Task:
Output the listing from its first line through the line containing "prompt-circle-icon — [28, 1122, 50, 1145]", both included, with every line unchanged.

(Element boundary records)
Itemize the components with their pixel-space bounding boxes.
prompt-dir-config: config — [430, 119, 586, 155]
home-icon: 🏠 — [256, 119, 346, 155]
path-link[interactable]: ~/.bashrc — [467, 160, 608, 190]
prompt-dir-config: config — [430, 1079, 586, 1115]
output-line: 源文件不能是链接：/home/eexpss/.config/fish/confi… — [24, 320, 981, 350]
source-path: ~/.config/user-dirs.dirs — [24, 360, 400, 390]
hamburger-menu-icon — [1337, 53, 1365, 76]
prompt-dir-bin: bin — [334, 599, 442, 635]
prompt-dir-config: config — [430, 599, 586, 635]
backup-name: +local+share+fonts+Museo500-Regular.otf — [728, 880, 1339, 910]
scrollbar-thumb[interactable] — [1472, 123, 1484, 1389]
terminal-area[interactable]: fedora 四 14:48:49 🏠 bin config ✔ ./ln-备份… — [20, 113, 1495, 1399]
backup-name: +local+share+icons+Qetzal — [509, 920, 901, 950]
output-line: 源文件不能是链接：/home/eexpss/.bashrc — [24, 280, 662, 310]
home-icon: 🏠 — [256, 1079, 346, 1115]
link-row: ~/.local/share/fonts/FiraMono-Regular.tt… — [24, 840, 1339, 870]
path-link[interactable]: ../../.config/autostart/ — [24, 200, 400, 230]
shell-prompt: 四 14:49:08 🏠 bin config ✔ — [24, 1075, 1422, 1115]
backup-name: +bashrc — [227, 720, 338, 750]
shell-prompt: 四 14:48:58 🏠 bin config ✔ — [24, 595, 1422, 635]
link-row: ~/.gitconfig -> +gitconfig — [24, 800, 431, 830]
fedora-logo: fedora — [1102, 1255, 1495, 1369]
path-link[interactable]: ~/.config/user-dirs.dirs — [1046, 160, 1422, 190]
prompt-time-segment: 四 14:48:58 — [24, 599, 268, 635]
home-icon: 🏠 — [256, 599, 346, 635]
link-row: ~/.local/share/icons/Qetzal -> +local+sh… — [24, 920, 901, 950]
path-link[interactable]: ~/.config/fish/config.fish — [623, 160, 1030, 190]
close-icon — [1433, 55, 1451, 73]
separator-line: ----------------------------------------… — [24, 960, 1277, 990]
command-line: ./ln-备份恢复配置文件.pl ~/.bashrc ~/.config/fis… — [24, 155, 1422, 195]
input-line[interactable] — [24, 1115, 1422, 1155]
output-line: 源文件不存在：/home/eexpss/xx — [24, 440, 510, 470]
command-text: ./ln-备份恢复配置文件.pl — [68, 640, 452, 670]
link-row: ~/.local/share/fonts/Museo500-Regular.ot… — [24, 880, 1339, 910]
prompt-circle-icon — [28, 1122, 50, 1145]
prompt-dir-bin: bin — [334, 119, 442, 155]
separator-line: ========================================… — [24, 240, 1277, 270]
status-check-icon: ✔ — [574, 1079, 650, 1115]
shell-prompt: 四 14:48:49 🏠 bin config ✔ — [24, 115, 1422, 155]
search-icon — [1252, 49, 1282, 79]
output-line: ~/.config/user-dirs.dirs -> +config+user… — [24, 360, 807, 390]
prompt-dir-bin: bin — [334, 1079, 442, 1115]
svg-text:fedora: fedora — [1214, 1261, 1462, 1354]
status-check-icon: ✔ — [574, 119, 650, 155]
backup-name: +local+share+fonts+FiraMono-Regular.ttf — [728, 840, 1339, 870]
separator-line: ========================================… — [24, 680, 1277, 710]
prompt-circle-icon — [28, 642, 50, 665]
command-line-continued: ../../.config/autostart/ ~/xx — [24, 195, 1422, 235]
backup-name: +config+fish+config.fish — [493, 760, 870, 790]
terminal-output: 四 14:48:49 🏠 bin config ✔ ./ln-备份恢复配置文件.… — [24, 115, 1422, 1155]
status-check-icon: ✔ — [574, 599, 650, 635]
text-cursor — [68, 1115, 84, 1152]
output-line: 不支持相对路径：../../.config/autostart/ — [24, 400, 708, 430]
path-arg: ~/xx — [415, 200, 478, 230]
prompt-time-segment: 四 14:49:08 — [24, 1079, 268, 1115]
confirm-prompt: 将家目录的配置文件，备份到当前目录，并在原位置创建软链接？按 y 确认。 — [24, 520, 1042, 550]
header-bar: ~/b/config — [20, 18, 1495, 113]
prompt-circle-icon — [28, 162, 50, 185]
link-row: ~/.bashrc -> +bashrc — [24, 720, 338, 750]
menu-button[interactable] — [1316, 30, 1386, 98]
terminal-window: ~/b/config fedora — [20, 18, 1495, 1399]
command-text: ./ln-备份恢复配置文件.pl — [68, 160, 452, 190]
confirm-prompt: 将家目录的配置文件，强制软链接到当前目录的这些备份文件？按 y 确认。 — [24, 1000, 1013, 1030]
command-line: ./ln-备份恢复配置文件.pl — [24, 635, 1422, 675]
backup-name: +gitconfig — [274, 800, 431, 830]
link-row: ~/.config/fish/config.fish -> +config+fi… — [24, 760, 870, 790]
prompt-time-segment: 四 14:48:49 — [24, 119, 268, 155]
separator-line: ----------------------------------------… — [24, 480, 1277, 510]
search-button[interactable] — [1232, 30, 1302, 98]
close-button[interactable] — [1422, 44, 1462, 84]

Expected answer:
Itemize the components with their pixel-space bounding boxes.
prompt-dir-config: config — [430, 119, 586, 155]
home-icon: 🏠 — [256, 119, 346, 155]
path-link[interactable]: ~/.bashrc — [467, 160, 608, 190]
prompt-dir-config: config — [430, 1079, 586, 1115]
output-line: 源文件不能是链接：/home/eexpss/.config/fish/confi… — [24, 320, 981, 350]
source-path: ~/.config/user-dirs.dirs — [24, 360, 400, 390]
hamburger-menu-icon — [1337, 53, 1365, 76]
prompt-dir-bin: bin — [334, 599, 442, 635]
prompt-dir-config: config — [430, 599, 586, 635]
backup-name: +local+share+fonts+Museo500-Regular.otf — [728, 880, 1339, 910]
scrollbar-thumb[interactable] — [1472, 123, 1484, 1389]
terminal-area[interactable]: fedora 四 14:48:49 🏠 bin config ✔ ./ln-备份… — [20, 113, 1495, 1399]
backup-name: +local+share+icons+Qetzal — [509, 920, 901, 950]
output-line: 源文件不能是链接：/home/eexpss/.bashrc — [24, 280, 662, 310]
home-icon: 🏠 — [256, 1079, 346, 1115]
link-row: ~/.local/share/fonts/FiraMono-Regular.tt… — [24, 840, 1339, 870]
path-link[interactable]: ../../.config/autostart/ — [24, 200, 400, 230]
shell-prompt: 四 14:49:08 🏠 bin config ✔ — [24, 1075, 1422, 1115]
backup-name: +bashrc — [227, 720, 338, 750]
shell-prompt: 四 14:48:58 🏠 bin config ✔ — [24, 595, 1422, 635]
link-row: ~/.gitconfig -> +gitconfig — [24, 800, 431, 830]
fedora-logo: fedora — [1102, 1255, 1495, 1369]
path-link[interactable]: ~/.config/user-dirs.dirs — [1046, 160, 1422, 190]
prompt-time-segment: 四 14:48:58 — [24, 599, 268, 635]
home-icon: 🏠 — [256, 599, 346, 635]
link-row: ~/.local/share/icons/Qetzal -> +local+sh… — [24, 920, 901, 950]
path-link[interactable]: ~/.config/fish/config.fish — [623, 160, 1030, 190]
close-icon — [1433, 55, 1451, 73]
separator-line: ----------------------------------------… — [24, 960, 1277, 990]
command-line: ./ln-备份恢复配置文件.pl ~/.bashrc ~/.config/fis… — [24, 155, 1422, 195]
input-line[interactable] — [24, 1115, 1422, 1155]
output-line: 源文件不存在：/home/eexpss/xx — [24, 440, 510, 470]
command-text: ./ln-备份恢复配置文件.pl — [68, 640, 452, 670]
link-row: ~/.local/share/fonts/Museo500-Regular.ot… — [24, 880, 1339, 910]
prompt-circle-icon — [28, 1122, 50, 1145]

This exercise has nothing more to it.